# SOURCE MATERIAL
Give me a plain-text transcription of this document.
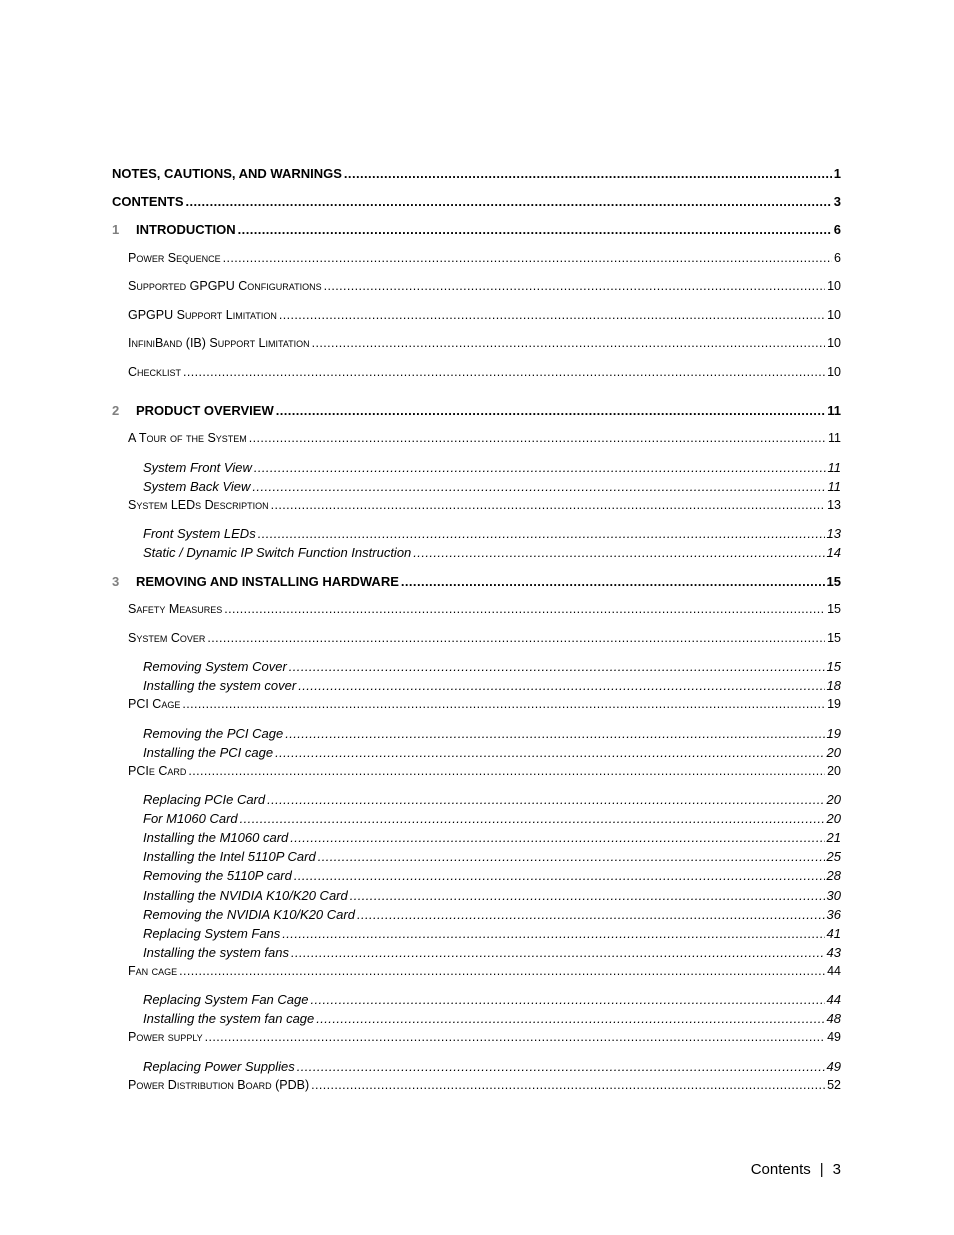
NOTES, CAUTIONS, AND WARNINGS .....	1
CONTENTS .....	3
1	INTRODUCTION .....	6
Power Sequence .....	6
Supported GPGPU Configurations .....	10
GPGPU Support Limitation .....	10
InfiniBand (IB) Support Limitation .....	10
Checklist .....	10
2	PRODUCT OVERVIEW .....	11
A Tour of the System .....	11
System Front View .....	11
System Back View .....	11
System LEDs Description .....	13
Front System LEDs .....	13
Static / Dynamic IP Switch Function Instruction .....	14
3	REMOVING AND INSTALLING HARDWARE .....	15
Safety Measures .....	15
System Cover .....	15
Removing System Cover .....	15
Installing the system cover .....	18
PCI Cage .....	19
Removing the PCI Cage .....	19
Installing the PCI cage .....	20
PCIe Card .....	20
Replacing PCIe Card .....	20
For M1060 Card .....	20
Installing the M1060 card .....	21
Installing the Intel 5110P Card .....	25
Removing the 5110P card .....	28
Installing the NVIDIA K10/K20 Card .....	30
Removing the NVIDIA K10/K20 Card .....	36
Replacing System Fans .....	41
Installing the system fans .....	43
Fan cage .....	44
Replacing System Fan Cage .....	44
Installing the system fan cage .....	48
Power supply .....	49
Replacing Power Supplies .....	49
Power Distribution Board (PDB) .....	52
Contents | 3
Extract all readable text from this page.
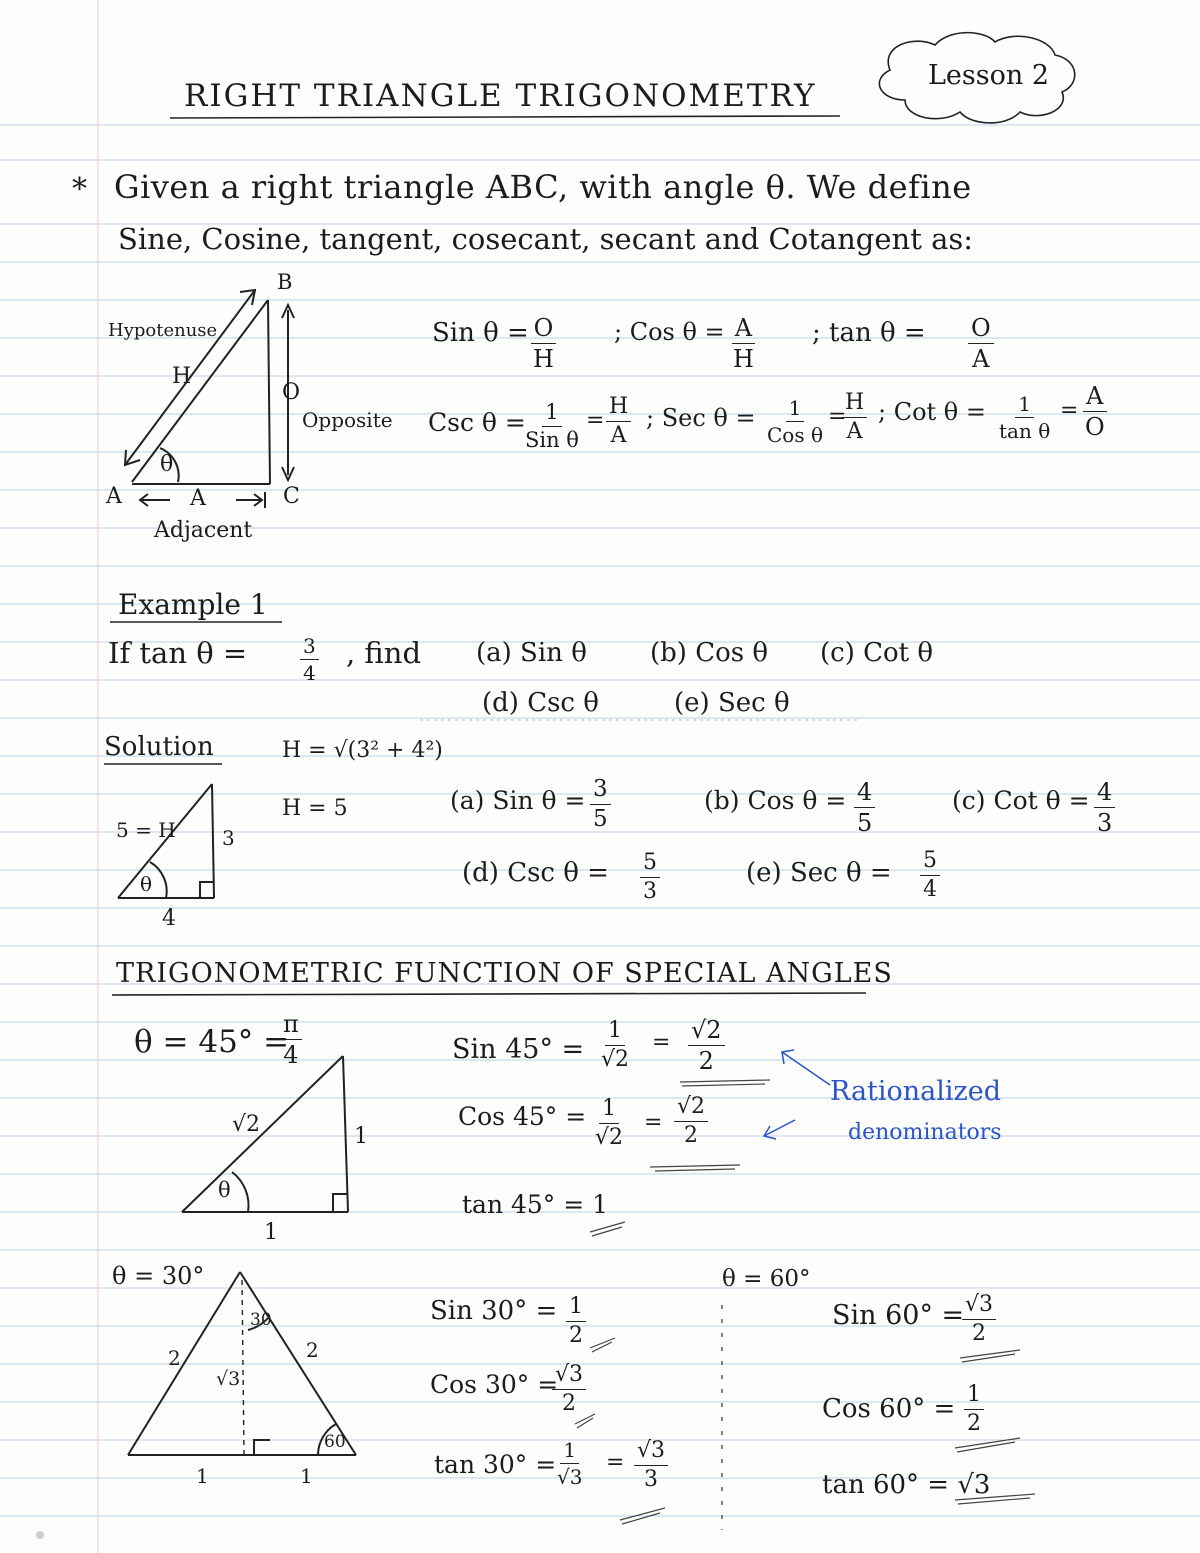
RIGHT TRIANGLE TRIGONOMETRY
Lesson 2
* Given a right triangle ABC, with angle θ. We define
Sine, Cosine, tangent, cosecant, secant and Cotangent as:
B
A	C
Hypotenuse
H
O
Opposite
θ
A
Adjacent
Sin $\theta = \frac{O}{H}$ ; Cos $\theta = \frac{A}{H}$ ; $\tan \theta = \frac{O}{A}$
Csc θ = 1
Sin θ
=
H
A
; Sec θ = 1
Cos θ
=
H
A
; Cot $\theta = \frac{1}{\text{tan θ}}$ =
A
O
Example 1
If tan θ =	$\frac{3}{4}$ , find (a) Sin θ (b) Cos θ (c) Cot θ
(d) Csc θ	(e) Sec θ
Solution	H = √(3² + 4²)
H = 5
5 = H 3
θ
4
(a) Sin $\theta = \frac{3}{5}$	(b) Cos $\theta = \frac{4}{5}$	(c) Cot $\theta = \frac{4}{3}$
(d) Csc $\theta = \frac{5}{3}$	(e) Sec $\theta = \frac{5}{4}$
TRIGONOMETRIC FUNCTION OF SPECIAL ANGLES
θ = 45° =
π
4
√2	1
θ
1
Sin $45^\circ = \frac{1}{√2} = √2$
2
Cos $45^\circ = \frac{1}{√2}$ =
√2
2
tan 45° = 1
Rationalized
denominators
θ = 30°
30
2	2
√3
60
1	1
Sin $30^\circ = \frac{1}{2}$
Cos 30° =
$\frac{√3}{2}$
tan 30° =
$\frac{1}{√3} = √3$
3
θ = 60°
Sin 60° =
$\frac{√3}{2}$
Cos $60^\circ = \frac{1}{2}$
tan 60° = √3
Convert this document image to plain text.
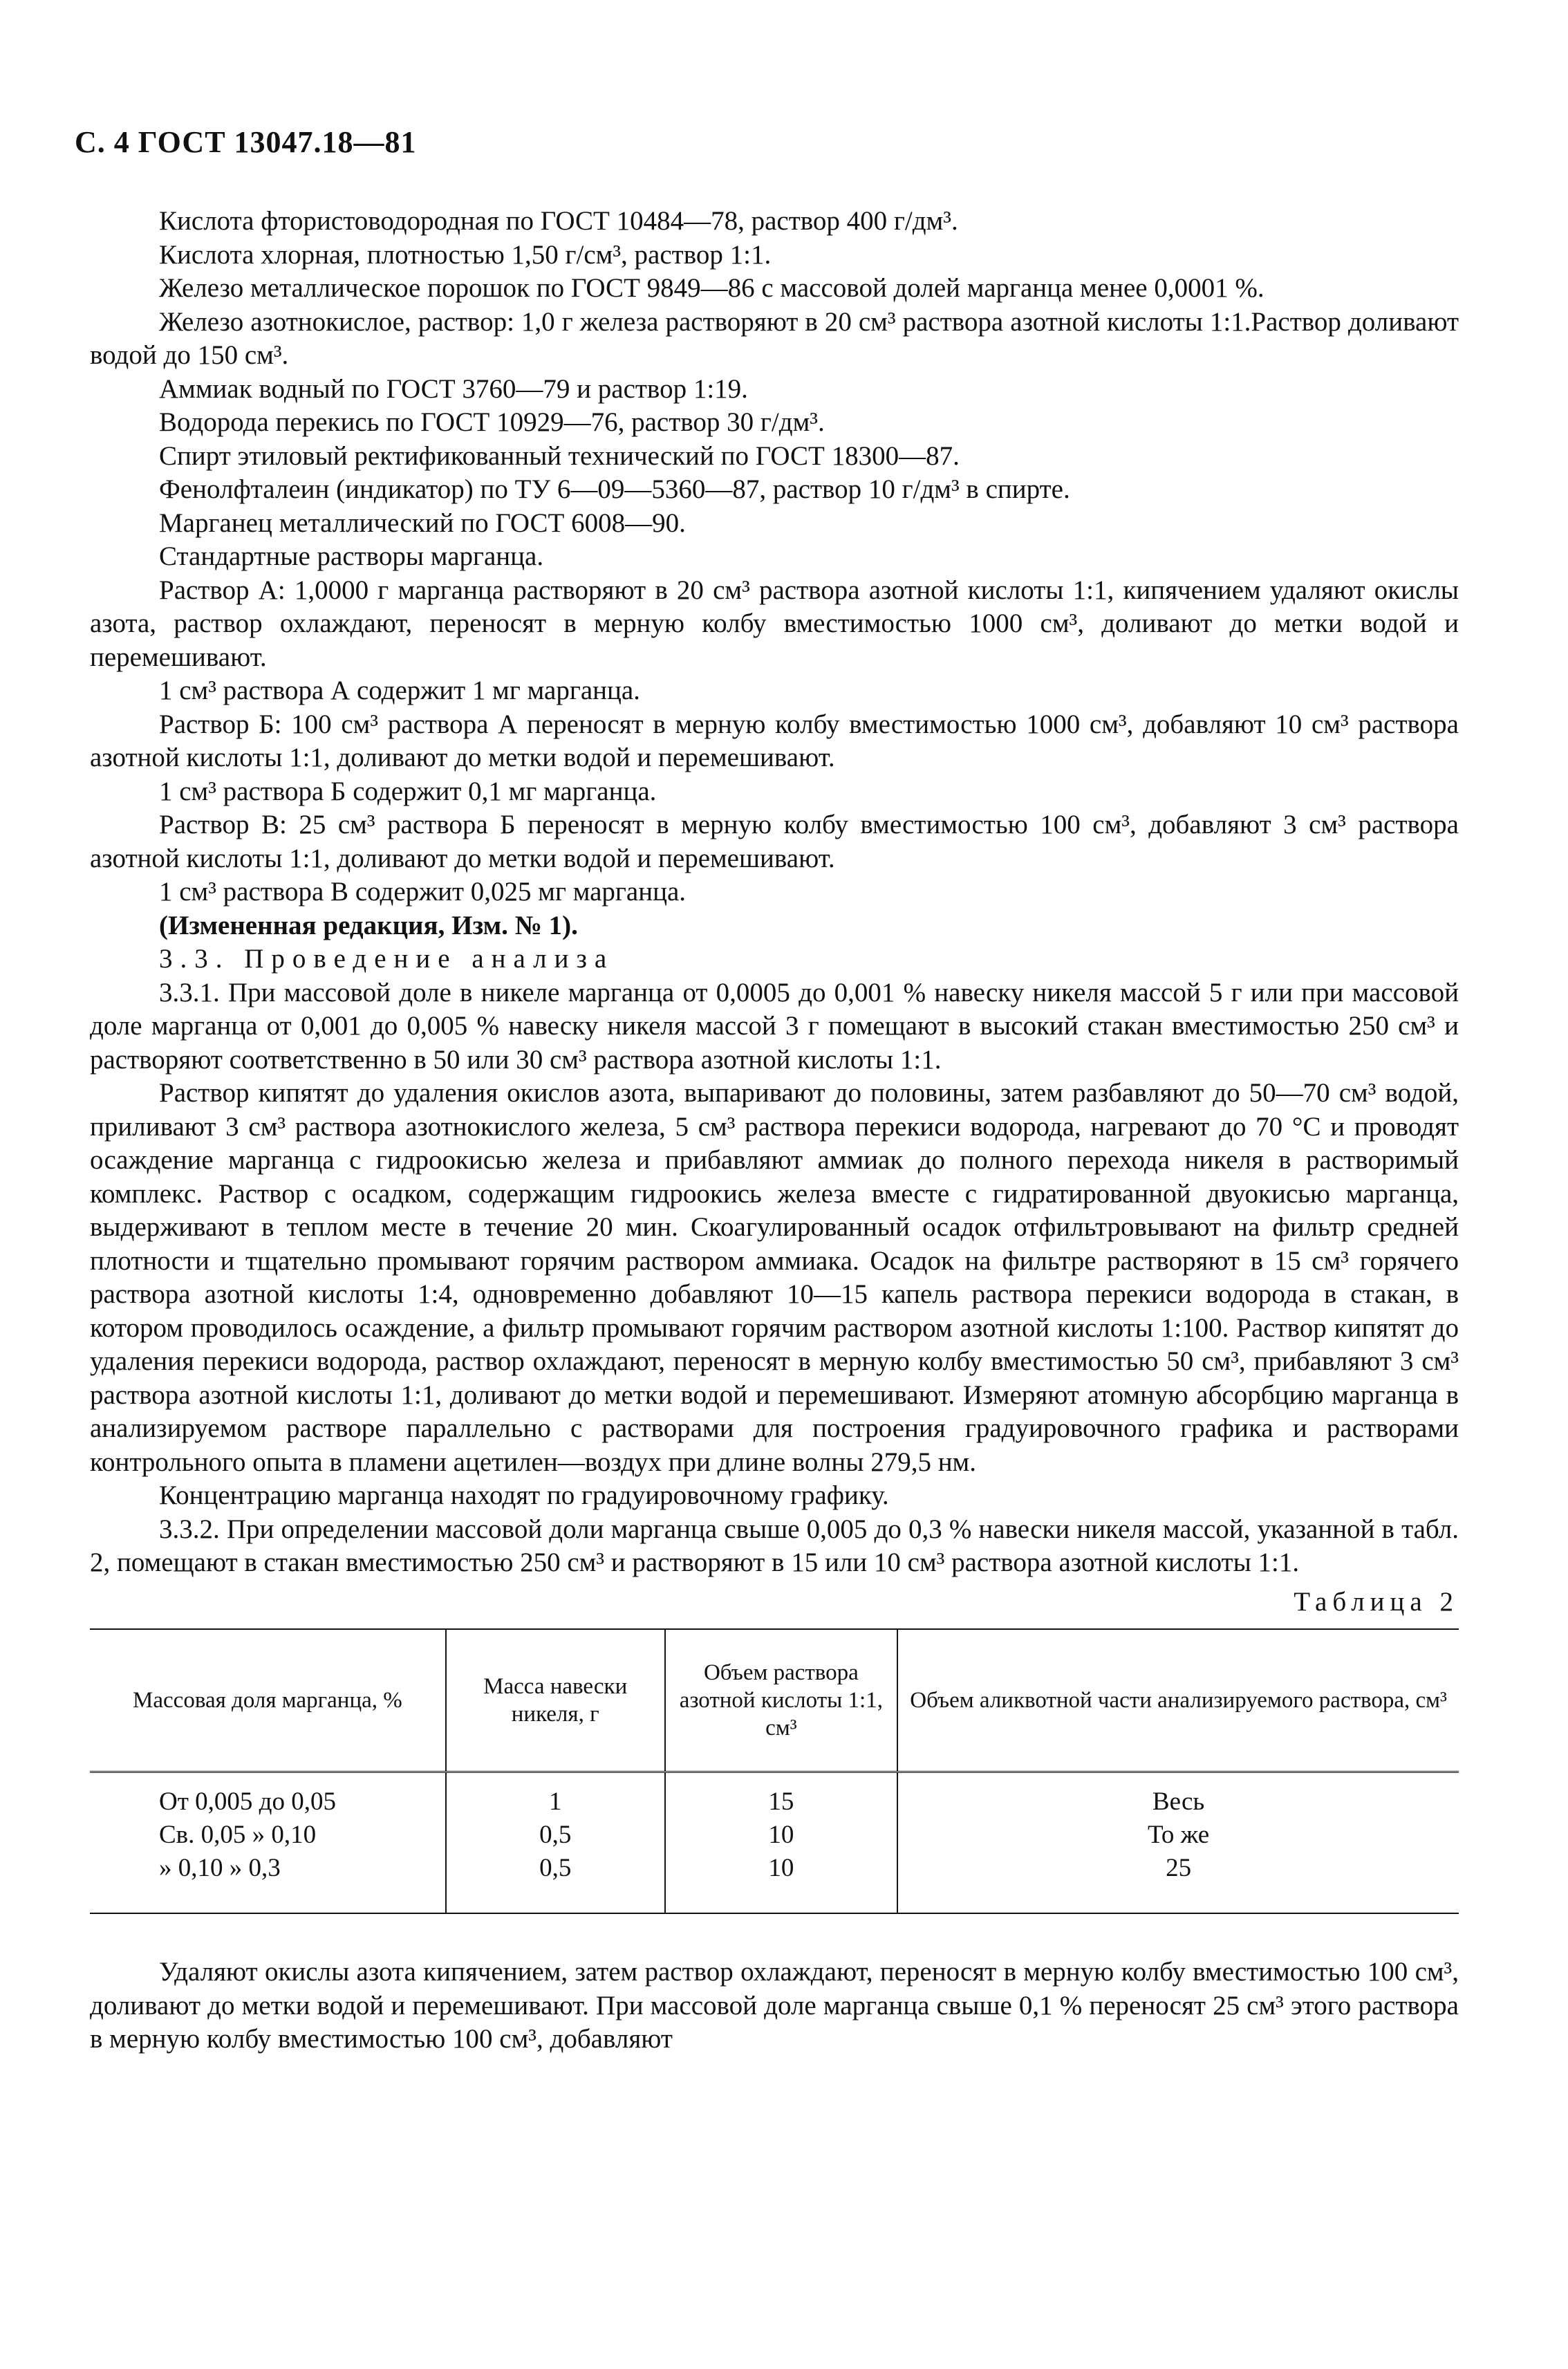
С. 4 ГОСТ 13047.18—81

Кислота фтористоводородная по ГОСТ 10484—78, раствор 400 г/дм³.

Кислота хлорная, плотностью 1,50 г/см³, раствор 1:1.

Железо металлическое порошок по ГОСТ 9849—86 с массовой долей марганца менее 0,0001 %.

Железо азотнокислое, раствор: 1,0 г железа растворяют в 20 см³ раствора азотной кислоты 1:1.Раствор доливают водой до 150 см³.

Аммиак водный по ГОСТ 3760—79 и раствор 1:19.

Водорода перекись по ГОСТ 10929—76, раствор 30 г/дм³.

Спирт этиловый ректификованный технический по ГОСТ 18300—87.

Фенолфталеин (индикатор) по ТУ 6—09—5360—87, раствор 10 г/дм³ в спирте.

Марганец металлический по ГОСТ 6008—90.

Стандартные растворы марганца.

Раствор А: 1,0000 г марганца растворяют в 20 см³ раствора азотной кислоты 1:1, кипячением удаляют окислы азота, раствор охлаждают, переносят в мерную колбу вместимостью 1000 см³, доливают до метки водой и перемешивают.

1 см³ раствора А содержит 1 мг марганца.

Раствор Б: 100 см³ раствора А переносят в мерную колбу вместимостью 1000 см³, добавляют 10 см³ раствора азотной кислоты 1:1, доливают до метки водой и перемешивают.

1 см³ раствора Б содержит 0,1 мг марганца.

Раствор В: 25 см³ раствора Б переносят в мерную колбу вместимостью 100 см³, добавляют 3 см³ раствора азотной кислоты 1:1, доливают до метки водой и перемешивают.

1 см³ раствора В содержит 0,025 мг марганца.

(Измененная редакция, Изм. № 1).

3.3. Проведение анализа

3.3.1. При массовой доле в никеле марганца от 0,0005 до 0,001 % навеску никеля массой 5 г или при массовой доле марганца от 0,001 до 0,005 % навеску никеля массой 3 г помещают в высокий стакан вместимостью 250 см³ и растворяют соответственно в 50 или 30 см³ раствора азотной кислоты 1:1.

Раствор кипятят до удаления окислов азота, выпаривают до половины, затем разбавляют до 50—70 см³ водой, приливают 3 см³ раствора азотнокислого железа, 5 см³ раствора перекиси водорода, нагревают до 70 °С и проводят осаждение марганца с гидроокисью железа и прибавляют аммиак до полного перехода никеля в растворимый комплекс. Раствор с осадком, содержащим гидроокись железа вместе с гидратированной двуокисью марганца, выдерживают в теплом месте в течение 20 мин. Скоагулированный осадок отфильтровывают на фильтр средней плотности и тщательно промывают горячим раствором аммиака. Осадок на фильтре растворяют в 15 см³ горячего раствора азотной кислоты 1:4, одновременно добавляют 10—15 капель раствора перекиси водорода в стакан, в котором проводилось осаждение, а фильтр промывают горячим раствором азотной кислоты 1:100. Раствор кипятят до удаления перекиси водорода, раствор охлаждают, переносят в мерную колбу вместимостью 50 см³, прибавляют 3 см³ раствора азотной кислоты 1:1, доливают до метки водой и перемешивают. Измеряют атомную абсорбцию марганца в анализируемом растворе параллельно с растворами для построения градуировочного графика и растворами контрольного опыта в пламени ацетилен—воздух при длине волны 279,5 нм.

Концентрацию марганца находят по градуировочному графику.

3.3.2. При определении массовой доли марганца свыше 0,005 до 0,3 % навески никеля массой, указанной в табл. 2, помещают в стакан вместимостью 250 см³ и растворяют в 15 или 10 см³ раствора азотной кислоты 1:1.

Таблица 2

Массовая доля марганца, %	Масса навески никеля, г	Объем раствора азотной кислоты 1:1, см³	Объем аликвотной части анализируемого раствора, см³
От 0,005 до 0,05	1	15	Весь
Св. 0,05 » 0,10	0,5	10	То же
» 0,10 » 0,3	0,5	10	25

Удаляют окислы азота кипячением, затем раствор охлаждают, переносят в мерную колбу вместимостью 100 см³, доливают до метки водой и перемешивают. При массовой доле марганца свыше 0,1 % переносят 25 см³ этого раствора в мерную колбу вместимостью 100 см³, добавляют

# GOAL
Give the number of lines in the records that contain the string "plain", and nothing besides.

# WRITTEN SOLUTION
2